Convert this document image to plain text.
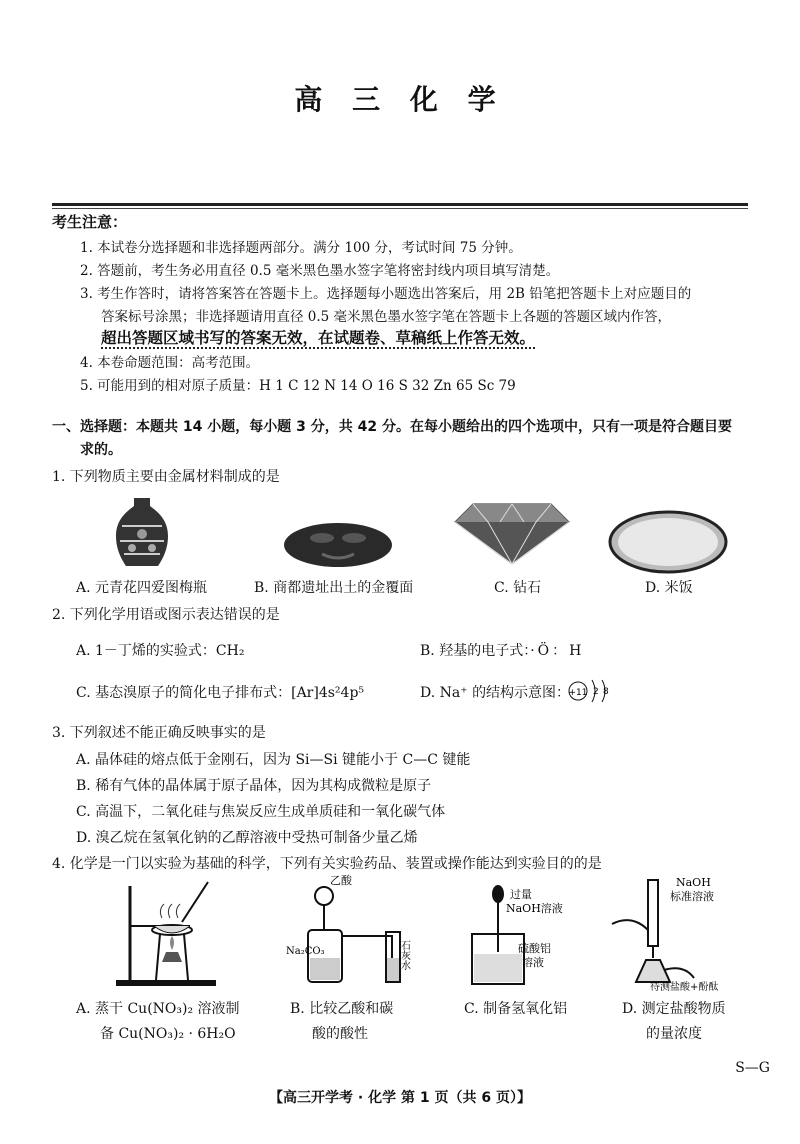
高 三 化 学
考生注意：
1. 本试卷分选择题和非选择题两部分。满分 100 分，考试时间 75 分钟。
2. 答题前，考生务必用直径 0.5 毫米黑色墨水签字笔将密封线内项目填写清楚。
3. 考生作答时，请将答案答在答题卡上。选择题每小题选出答案后，用 2B 铅笔把答题卡上对应题目的
答案标号涂黑；非选择题请用直径 0.5 毫米黑色墨水签字笔在答题卡上各题的答题区域内作答，
超出答题区域书写的答案无效，在试题卷、草稿纸上作答无效。
4. 本卷命题范围：高考范围。
5. 可能用到的相对原子质量：H 1 C 12 N 14 O 16 S 32 Zn 65 Sc 79
一、选择题：本题共 14 小题，每小题 3 分，共 42 分。在每小题给出的四个选项中，只有一项是符合题目要
求的。
1. 下列物质主要由金属材料制成的是
A. 元青花四爱图梅瓶	B. 商都遗址出土的金覆面	C. 钻石	D. 米饭
2. 下列化学用语或图示表达错误的是
A. 1－丁烯的实验式：CH₂	B. 羟基的电子式：·Ö：H
C. 基态溴原子的简化电子排布式：[Ar]4s²4p⁵	D. Na⁺ 的结构示意图：
+11 2 8
3. 下列叙述不能正确反映事实的是
A. 晶体硅的熔点低于金刚石，因为 Si—Si 键能小于 C—C 键能
B. 稀有气体的晶体属于原子晶体，因为其构成微粒是原子
C. 高温下，二氧化硅与焦炭反应生成单质硅和一氧化碳气体
D. 溴乙烷在氢氧化钠的乙醇溶液中受热可制备少量乙烯
4. 化学是一门以实验为基础的科学，下列有关实验药品、装置或操作能达到实验目的的是
乙酸
Na₂CO₃	石灰水
过量
NaOH溶液
硫酸铝
溶液
NaOH
标准溶液
待测盐酸+酚酞
A. 蒸干 Cu(NO₃)₂ 溶液制
备 Cu(NO₃)₂ · 6H₂O
B. 比较乙酸和碳
酸的酸性
C. 制备氢氧化铝	D. 测定盐酸物质
的量浓度
S—G
【高三开学考 · 化学 第 1 页（共 6 页）】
:::
_Task instructions_:
Restate every record exactly, please; do not copy the pictures.

_The response_:
Convert this document image to plain text.
高 三 化 学
考生注意：
1. 本试卷分选择题和非选择题两部分。满分 100 分，考试时间 75 分钟。
2. 答题前，考生务必用直径 0.5 毫米黑色墨水签字笔将密封线内项目填写清楚。
3. 考生作答时，请将答案答在答题卡上。选择题每小题选出答案后，用 2B 铅笔把答题卡上对应题目的
答案标号涂黑；非选择题请用直径 0.5 毫米黑色墨水签字笔在答题卡上各题的答题区域内作答，
超出答题区域书写的答案无效，在试题卷、草稿纸上作答无效。
4. 本卷命题范围：高考范围。
5. 可能用到的相对原子质量：H 1 C 12 N 14 O 16 S 32 Zn 65 Sc 79
一、选择题：本题共 14 小题，每小题 3 分，共 42 分。在每小题给出的四个选项中，只有一项是符合题目要
求的。
1. 下列物质主要由金属材料制成的是
A. 元青花四爱图梅瓶	B. 商都遗址出土的金覆面	C. 钻石	D. 米饭
2. 下列化学用语或图示表达错误的是
A. 1－丁烯的实验式：CH₂	B. 羟基的电子式：·Ö：H
C. 基态溴原子的简化电子排布式：[Ar]4s²4p⁵	D. Na⁺ 的结构示意图：
+11 2 8
3. 下列叙述不能正确反映事实的是
A. 晶体硅的熔点低于金刚石，因为 Si—Si 键能小于 C—C 键能
B. 稀有气体的晶体属于原子晶体，因为其构成微粒是原子
C. 高温下，二氧化硅与焦炭反应生成单质硅和一氧化碳气体
D. 溴乙烷在氢氧化钠的乙醇溶液中受热可制备少量乙烯
4. 化学是一门以实验为基础的科学，下列有关实验药品、装置或操作能达到实验目的的是
乙酸
Na₂CO₃	石灰水
过量
NaOH溶液
硫酸铝
溶液
NaOH
标准溶液
待测盐酸+酚酞
A. 蒸干 Cu(NO₃)₂ 溶液制
备 Cu(NO₃)₂ · 6H₂O
B. 比较乙酸和碳
酸的酸性
C. 制备氢氧化铝	D. 测定盐酸物质
的量浓度
S—G
【高三开学考 · 化学 第 1 页（共 6 页）】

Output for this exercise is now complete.